- [EXCERPTED TEXT]
>> START

The next day after the day job, I still had a bit more sanding and a lot of vacuuming to do before I could start putting on the varnish. After wiping down the whole room to clean up the last of the sanding dust, I was finally ready to switch gears and commence the varnishing phase. I carefully surveyed the room, cleared all the extraneous stuff (tools, etc.) out of the way, re-read the instructions on the container of varnish, locked down the Panache Cats so we wouldn’t end up with fur and kitty paw prints forever memorialized in the living room floor, and laid out the stuff I would need for varnishing: the beautiful, silky-soft $10 lambswool applicator, the pole to attach it to, a clean paint pan, chemical handling gloves and respirator, eye protection, and a roll of shop towels to mop up spills. Oh, yeah, and a key to open the varnish can, and a stick to stir the varnish.
I planned my route, starting with the end of the room by the front door, screwed the pole into the applicator, opened the can of varnish, poured some in the paint pan, took off my slippers, and cautiously dipped the applicator into the varnish, and brushed it across the floor. It felt really smooth and satiny — not like paint at all. I tried to work quickly in order to maintain a “wet edge” that was supposed to minimize the probability of leaving obvious lap marks. I only had to refill the paint pan once, and then varnished myself out of the living room, retreating back towards the kitchen. I paused for a moment and contemplated the beautiful, shiny, glowing oak, freshly stripped, and sporting its first coat of varnish. The nitrile gloves practically slid off my sweat-drenched hands by themselves, and I expected that the varnish would dry in less than the two hours recommended before applying a second coat (If you wait any longer than that, it will cure too completely to put the next coat on without scuff-sanding it first), given the temperature in the room, which even at 11:15 PM was still quite hot even with the windows wide open.
Unfortunately I hadn’t thought through this operation far enough to figure out where I was going to put the varnish applicator with pole attached between coats, and mindlessly laid it across the utility sink with the paint pan sitting in the sink. Big mistake! Unbeknownst to me, it dripped quite a puddle of varnish onto the floor during that interval, which by the next morning had hardened and glued the 40-lb bag of kitty litter that was sitting below the sink to the floor! Shit…..
Well, I swabbed on the next coat of varnish around 1:00 a.m. and discovered a couple varnish lakes that I hadn’t realized I’d made when putting on the first coat by walking in them, so now I had varnish all over my bare feet — EEEWWW! I made and ate dinner while waiting for the second coat to dry, noting that that was the first time I’d sat down since about 7:00 that evening.
The final coat went on around 03:00 a.m., and then I had to clean the pan and applicator so I could re-use it for the next area to be demolished. I just put the whole business in the utility sink to soak in water since the varnish I was using was water-based, and collapsed into bed with varnish still on my feet and covered from head to foot with dried sweat and resin-y sanding dust.

>> END

- [YOUR GOAL] Reproduce the stretch of the floor-varnishing account from "Well, I swabbed" through "7:00 that evening.", word for word.

- [SUPPLIED MATERIAL]
>> START

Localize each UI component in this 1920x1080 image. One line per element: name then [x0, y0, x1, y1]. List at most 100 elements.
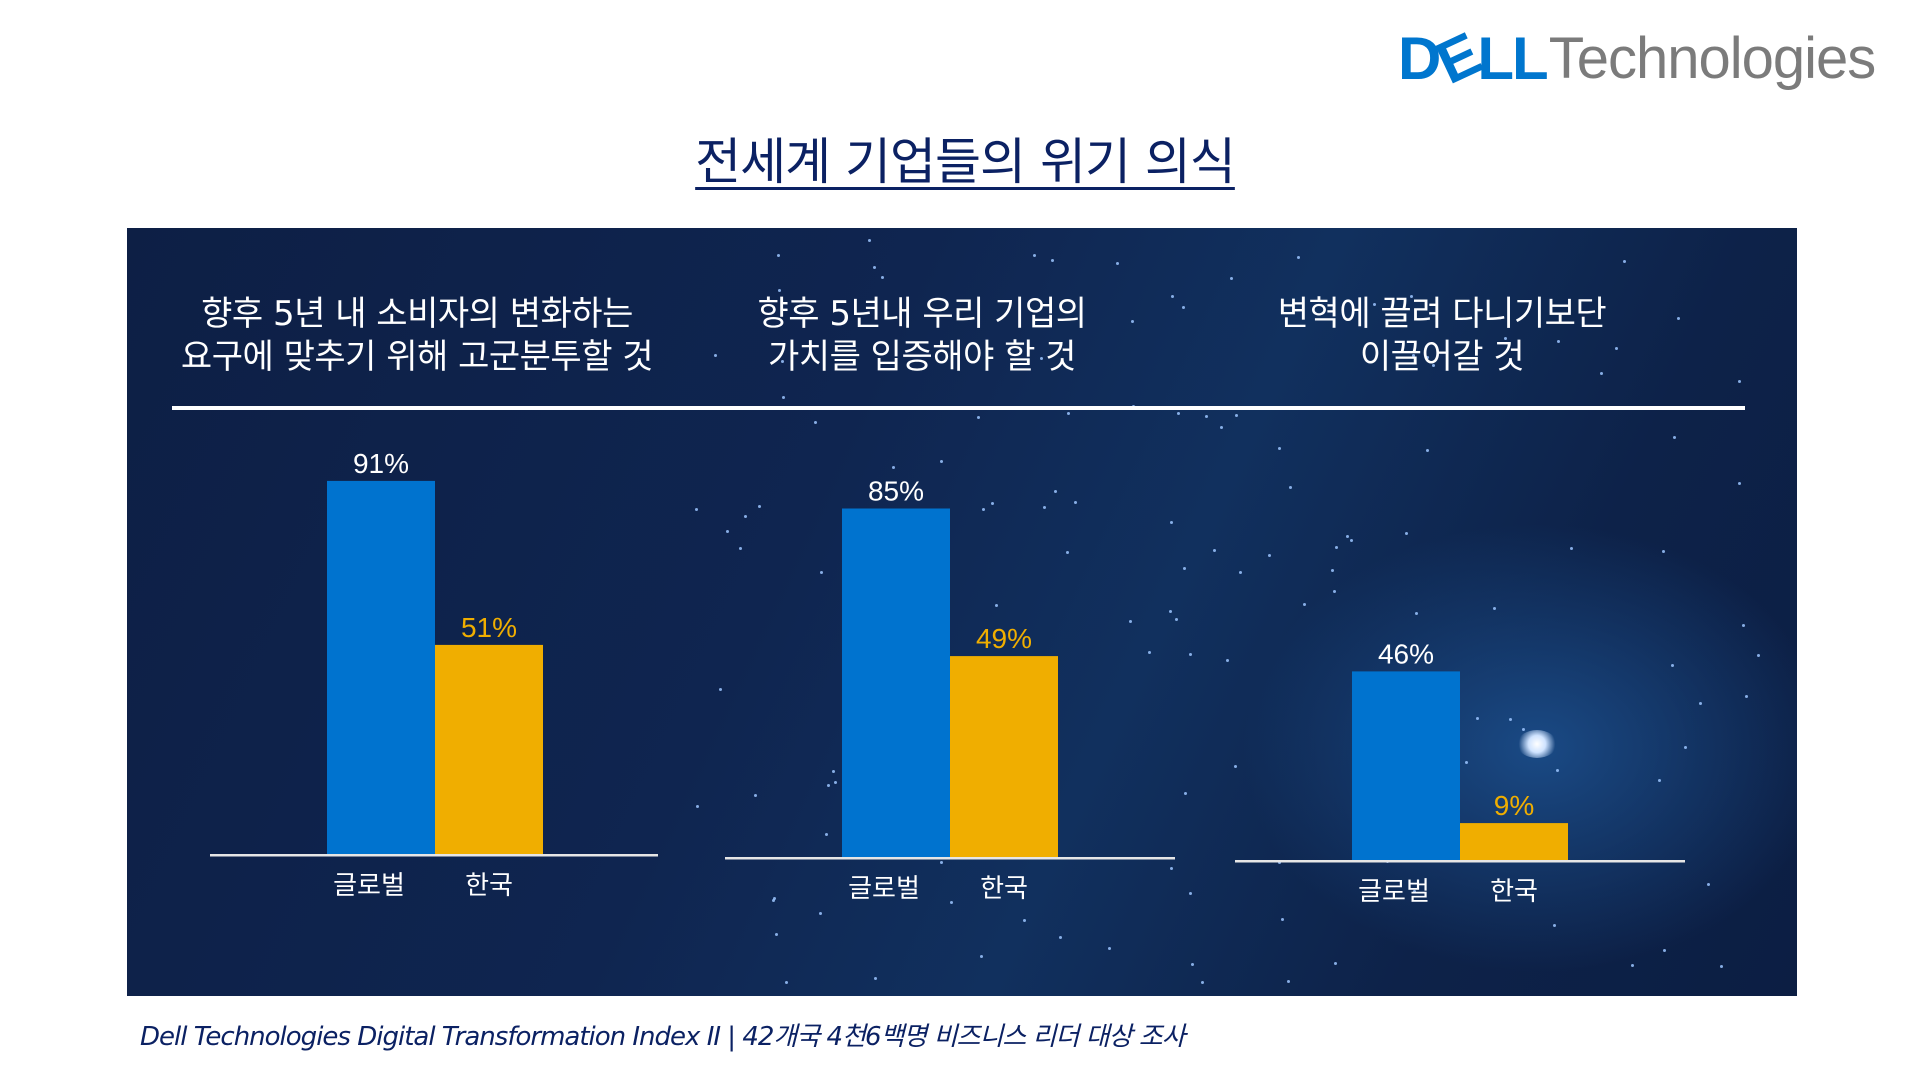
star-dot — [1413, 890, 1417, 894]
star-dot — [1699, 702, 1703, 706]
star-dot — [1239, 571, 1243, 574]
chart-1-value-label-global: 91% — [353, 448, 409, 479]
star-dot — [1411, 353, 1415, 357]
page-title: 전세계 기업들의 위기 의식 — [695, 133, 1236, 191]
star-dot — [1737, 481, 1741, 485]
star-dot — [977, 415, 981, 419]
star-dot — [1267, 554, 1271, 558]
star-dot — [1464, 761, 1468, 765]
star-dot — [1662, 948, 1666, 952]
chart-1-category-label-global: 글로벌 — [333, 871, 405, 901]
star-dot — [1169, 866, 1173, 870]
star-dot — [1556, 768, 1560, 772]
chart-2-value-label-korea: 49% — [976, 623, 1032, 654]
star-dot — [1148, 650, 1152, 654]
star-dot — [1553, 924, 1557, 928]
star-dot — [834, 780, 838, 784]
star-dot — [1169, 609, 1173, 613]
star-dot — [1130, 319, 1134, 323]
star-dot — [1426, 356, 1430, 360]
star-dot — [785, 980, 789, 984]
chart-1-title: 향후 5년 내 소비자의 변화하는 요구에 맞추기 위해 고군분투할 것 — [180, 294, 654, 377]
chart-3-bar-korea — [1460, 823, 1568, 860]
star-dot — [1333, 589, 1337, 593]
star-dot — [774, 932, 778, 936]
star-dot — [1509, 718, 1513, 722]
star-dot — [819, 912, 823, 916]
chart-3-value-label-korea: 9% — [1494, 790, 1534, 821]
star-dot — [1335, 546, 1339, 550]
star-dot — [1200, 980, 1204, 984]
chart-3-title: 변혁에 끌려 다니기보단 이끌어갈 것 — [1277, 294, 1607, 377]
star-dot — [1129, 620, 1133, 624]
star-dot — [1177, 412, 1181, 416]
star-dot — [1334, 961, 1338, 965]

>> END

- [RESPONSE TO THE TASK]
Well, I swabbed on the next coat of varnish around 1:00 a.m. and discovered a couple varnish lakes that I hadn’t realized I’d made when putting on the first coat by walking in them, so now I had varnish all over my bare feet — EEEWWW! I made and ate dinner while waiting for the second coat to dry, noting that that was the first time I’d sat down since about 7:00 that evening.